_THE EXERCISE_
Render the entries, from their first line through the line containing "schedule-title: Schedule order", as a JSON array of strings with one string per line, omitting blank lines. Include both boundary lines and nothing outside that span.

-- Start RECORDS FOR THIS EXERCISE --

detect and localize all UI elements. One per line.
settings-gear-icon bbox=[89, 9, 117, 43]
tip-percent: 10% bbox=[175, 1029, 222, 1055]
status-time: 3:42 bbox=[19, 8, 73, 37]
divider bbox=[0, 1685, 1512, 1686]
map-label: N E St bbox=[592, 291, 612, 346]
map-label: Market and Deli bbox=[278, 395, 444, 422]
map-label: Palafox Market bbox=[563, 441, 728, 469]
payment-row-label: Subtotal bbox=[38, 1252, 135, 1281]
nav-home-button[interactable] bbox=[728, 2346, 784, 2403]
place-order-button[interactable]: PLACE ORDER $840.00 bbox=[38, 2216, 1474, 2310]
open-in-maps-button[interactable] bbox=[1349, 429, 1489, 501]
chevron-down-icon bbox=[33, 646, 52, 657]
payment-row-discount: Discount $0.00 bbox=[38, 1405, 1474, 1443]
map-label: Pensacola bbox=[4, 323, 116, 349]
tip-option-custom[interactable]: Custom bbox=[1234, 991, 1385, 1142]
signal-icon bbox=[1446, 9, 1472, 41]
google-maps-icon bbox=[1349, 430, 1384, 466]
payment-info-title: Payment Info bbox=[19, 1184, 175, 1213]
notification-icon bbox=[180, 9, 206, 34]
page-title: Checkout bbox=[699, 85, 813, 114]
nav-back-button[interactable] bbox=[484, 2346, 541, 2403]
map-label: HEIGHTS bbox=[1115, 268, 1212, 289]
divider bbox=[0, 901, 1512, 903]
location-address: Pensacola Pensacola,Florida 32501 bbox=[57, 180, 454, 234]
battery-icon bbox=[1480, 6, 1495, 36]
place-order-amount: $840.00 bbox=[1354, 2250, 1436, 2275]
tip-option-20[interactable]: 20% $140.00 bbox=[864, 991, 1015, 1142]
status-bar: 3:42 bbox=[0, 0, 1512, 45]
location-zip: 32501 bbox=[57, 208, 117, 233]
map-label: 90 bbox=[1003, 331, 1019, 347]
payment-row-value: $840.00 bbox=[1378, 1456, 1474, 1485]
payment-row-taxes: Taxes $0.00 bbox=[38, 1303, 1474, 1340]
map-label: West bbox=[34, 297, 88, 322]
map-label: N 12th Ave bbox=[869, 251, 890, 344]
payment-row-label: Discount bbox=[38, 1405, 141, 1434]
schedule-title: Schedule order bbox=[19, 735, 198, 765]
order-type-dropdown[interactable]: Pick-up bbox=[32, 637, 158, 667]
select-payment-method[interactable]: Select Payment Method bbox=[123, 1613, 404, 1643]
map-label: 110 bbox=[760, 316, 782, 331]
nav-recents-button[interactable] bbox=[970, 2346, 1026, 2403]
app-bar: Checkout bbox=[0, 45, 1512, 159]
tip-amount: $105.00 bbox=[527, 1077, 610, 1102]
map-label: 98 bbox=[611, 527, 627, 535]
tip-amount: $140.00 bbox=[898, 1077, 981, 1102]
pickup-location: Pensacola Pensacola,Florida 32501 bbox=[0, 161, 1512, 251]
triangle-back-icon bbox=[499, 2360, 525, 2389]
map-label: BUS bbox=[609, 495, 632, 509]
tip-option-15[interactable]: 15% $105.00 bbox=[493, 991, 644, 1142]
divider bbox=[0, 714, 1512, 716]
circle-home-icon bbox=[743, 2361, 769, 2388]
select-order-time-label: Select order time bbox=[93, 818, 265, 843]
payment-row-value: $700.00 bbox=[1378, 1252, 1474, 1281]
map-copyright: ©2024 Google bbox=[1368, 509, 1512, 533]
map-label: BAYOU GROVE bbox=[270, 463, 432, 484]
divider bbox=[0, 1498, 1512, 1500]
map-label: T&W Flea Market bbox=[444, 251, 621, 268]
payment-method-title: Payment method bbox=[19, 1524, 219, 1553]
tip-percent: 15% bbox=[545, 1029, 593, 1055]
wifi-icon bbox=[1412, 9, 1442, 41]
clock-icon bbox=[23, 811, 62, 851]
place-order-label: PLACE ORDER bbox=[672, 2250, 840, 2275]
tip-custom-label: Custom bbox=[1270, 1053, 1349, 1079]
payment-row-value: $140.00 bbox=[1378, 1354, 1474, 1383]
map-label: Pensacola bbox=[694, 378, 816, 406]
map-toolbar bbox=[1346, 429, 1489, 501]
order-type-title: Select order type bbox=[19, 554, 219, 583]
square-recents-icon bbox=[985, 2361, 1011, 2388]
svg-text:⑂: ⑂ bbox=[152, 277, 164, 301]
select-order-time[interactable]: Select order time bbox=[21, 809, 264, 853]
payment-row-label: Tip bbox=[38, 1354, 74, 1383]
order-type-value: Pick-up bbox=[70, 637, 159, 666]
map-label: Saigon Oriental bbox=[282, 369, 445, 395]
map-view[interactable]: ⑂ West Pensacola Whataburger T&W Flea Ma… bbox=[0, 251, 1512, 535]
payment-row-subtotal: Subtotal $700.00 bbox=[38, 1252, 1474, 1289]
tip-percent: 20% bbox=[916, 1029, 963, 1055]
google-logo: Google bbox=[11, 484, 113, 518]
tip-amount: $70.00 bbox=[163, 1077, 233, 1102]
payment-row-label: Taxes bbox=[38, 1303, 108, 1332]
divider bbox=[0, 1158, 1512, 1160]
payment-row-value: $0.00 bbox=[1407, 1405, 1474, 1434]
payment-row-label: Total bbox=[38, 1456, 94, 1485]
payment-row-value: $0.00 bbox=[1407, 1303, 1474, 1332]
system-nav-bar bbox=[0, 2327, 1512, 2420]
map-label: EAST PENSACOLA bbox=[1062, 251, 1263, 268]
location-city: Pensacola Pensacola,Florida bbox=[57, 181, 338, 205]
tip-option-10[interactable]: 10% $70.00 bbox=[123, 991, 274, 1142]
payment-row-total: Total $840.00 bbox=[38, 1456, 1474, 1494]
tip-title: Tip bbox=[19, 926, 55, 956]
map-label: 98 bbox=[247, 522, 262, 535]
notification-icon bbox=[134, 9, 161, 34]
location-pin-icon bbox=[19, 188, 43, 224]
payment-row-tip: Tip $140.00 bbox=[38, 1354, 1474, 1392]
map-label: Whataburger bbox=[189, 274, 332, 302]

-- End RECORDS FOR THIS EXERCISE --

_FINISHED ANSWER_
[
  "detect and localize all UI elements. One per line.",
  "settings-gear-icon bbox=[89, 9, 117, 43]",
  "tip-percent: 10% bbox=[175, 1029, 222, 1055]",
  "status-time: 3:42 bbox=[19, 8, 73, 37]",
  "divider bbox=[0, 1685, 1512, 1686]",
  "map-label: N E St bbox=[592, 291, 612, 346]",
  "map-label: Market and Deli bbox=[278, 395, 444, 422]",
  "map-label: Palafox Market bbox=[563, 441, 728, 469]",
  "payment-row-label: Subtotal bbox=[38, 1252, 135, 1281]",
  "nav-home-button[interactable] bbox=[728, 2346, 784, 2403]",
  "place-order-button[interactable]: PLACE ORDER $840.00 bbox=[38, 2216, 1474, 2310]",
  "open-in-maps-button[interactable] bbox=[1349, 429, 1489, 501]",
  "chevron-down-icon bbox=[33, 646, 52, 657]",
  "payment-row-discount: Discount $0.00 bbox=[38, 1405, 1474, 1443]",
  "map-label: Pensacola bbox=[4, 323, 116, 349]",
  "tip-option-custom[interactable]: Custom bbox=[1234, 991, 1385, 1142]",
  "signal-icon bbox=[1446, 9, 1472, 41]",
  "google-maps-icon bbox=[1349, 430, 1384, 466]",
  "payment-info-title: Payment Info bbox=[19, 1184, 175, 1213]",
  "notification-icon bbox=[180, 9, 206, 34]",
  "page-title: Checkout bbox=[699, 85, 813, 114]",
  "nav-back-button[interactable] bbox=[484, 2346, 541, 2403]",
  "map-label: HEIGHTS bbox=[1115, 268, 1212, 289]",
  "divider bbox=[0, 901, 1512, 903]",
  "location-address: Pensacola Pensacola,Florida 32501 bbox=[57, 180, 454, 234]",
  "battery-icon bbox=[1480, 6, 1495, 36]",
  "place-order-amount: $840.00 bbox=[1354, 2250, 1436, 2275]",
  "tip-option-20[interactable]: 20% $140.00 bbox=[864, 991, 1015, 1142]",
  "status-bar: 3:42 bbox=[0, 0, 1512, 45]",
  "location-zip: 32501 bbox=[57, 208, 117, 233]",
  "map-label: 90 bbox=[1003, 331, 1019, 347]",
  "payment-row-value: $840.00 bbox=[1378, 1456, 1474, 1485]",
  "payment-row-taxes: Taxes $0.00 bbox=[38, 1303, 1474, 1340]",
  "map-label: West bbox=[34, 297, 88, 322]",
  "map-label: N 12th Ave bbox=[869, 251, 890, 344]",
  "payment-row-label: Discount bbox=[38, 1405, 141, 1434]",
  "schedule-title: Schedule order bbox=[19, 735, 198, 765]"
]